● EXERCISE
In the records below, locate the line containing "Transcribe this chart's"; output that line and every following line through the last, exactly.

● MATERIAL FOR THIS EXERCISE
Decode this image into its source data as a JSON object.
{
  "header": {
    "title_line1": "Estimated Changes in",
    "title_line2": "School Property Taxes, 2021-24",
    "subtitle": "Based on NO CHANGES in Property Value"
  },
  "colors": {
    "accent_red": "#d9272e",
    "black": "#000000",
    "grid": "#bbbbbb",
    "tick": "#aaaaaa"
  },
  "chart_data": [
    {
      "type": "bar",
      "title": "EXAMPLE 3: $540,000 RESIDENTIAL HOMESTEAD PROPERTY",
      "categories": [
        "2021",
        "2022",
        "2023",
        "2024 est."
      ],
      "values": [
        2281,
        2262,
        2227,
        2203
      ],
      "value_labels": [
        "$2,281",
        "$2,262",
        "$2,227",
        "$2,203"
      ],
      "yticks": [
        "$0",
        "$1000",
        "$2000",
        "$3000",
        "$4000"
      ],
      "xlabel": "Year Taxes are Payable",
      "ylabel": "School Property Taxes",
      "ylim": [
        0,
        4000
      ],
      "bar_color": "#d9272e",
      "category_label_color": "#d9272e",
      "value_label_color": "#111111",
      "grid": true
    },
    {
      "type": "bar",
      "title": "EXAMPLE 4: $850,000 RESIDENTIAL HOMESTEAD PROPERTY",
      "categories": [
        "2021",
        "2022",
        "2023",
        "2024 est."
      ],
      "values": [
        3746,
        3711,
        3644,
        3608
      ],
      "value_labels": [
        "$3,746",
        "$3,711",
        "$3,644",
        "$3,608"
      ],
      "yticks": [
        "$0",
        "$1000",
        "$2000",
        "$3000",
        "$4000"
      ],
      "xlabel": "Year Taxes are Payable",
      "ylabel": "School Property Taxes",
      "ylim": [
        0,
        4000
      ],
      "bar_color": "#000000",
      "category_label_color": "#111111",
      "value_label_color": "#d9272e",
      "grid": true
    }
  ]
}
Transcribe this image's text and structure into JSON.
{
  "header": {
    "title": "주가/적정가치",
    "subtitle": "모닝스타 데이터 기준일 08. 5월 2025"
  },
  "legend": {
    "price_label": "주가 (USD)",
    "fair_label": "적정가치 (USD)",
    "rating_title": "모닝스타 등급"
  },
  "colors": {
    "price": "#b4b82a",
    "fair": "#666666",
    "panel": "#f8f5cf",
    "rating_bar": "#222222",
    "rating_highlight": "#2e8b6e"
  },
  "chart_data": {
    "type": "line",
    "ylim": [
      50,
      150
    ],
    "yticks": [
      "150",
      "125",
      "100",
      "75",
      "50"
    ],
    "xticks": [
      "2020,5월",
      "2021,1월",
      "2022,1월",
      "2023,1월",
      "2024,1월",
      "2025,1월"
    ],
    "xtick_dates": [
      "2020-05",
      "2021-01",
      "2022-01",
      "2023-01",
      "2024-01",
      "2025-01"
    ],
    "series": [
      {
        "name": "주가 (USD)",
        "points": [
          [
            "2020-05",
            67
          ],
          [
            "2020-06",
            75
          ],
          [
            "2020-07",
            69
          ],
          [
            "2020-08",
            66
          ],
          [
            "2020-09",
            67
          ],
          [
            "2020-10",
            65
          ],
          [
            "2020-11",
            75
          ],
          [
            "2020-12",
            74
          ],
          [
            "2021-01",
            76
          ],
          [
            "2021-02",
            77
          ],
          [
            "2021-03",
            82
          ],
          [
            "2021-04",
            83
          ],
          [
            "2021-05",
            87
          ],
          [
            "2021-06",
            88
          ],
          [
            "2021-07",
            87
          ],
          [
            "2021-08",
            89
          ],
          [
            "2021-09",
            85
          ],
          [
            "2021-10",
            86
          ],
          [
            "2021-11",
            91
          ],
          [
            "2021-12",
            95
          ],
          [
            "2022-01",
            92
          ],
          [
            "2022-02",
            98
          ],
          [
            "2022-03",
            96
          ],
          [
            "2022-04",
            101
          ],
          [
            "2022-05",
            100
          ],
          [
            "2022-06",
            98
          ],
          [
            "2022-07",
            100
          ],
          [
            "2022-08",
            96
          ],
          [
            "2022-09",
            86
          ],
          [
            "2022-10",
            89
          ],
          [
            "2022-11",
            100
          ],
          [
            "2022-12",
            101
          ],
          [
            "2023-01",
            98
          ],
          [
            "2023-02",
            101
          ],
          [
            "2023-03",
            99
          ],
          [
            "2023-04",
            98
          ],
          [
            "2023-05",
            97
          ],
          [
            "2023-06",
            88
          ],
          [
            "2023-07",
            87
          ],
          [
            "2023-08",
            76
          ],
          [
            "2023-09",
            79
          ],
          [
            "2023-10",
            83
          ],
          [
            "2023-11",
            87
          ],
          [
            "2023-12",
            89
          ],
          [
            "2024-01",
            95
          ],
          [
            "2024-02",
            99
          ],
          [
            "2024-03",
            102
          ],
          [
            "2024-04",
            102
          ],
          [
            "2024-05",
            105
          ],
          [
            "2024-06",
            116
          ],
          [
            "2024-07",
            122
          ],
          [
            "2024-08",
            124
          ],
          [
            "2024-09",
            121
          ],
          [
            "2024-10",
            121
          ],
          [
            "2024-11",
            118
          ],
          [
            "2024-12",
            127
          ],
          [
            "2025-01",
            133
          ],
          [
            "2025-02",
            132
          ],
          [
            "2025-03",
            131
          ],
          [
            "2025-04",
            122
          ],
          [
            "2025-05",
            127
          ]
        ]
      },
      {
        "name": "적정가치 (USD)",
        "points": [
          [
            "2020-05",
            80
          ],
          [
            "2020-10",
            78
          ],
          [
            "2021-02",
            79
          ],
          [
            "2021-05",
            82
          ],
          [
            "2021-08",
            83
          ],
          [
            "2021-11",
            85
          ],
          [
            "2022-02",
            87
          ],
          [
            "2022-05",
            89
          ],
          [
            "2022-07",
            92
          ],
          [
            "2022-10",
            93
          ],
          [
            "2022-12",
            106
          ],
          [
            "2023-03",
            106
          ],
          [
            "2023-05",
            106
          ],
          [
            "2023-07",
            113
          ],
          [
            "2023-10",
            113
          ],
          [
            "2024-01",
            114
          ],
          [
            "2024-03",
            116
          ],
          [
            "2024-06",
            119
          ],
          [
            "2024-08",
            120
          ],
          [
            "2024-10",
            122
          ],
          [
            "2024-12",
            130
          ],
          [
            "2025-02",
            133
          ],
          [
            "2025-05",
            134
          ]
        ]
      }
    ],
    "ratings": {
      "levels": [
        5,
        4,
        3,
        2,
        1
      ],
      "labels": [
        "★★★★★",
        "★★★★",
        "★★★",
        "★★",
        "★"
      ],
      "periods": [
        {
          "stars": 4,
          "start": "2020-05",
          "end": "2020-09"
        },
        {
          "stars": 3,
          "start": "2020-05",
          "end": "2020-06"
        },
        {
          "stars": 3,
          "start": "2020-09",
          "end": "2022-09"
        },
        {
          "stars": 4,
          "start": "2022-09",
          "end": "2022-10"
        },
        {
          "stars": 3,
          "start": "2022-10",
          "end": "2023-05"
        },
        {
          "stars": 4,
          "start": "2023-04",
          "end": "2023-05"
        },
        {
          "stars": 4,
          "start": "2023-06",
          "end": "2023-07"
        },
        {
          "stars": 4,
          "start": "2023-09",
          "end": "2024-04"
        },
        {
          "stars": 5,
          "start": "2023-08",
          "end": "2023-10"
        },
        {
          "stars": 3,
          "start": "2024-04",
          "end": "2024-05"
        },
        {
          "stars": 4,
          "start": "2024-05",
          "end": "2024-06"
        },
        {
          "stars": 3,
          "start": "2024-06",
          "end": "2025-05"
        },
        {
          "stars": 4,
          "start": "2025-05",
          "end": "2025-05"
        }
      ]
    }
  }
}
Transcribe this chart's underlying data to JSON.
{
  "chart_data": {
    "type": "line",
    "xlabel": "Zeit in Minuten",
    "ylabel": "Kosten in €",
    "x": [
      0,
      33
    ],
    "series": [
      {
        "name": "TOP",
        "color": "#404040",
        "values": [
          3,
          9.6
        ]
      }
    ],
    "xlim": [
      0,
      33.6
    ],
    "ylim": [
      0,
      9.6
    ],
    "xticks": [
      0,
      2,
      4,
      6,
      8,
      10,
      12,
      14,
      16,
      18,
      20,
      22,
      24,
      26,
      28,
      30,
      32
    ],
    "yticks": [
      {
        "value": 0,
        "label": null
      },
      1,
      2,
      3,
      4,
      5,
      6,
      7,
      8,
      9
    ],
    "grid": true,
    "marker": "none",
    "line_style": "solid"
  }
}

● TASK SOLUTION
Transcribe this chart's underlying data to JSON.
{
  "chart_data": {
    "type": "line",
    "xlabel": "Zeit in Minuten",
    "ylabel": "Kosten in €",
    "x": [
      0,
      33
    ],
    "series": [
      {
        "name": "TOP",
        "color": "#404040",
        "values": [
          3,
          9.6
        ]
      }
    ],
    "xlim": [
      0,
      33.6
    ],
    "ylim": [
      0,
      9.6
    ],
    "xticks": [
      0,
      2,
      4,
      6,
      8,
      10,
      12,
      14,
      16,
      18,
      20,
      22,
      24,
      26,
      28,
      30,
      32
    ],
    "yticks": [
      {
        "value": 0,
        "label": null
      },
      1,
      2,
      3,
      4,
      5,
      6,
      7,
      8,
      9
    ],
    "grid": true,
    "marker": "none",
    "line_style": "solid"
  }
}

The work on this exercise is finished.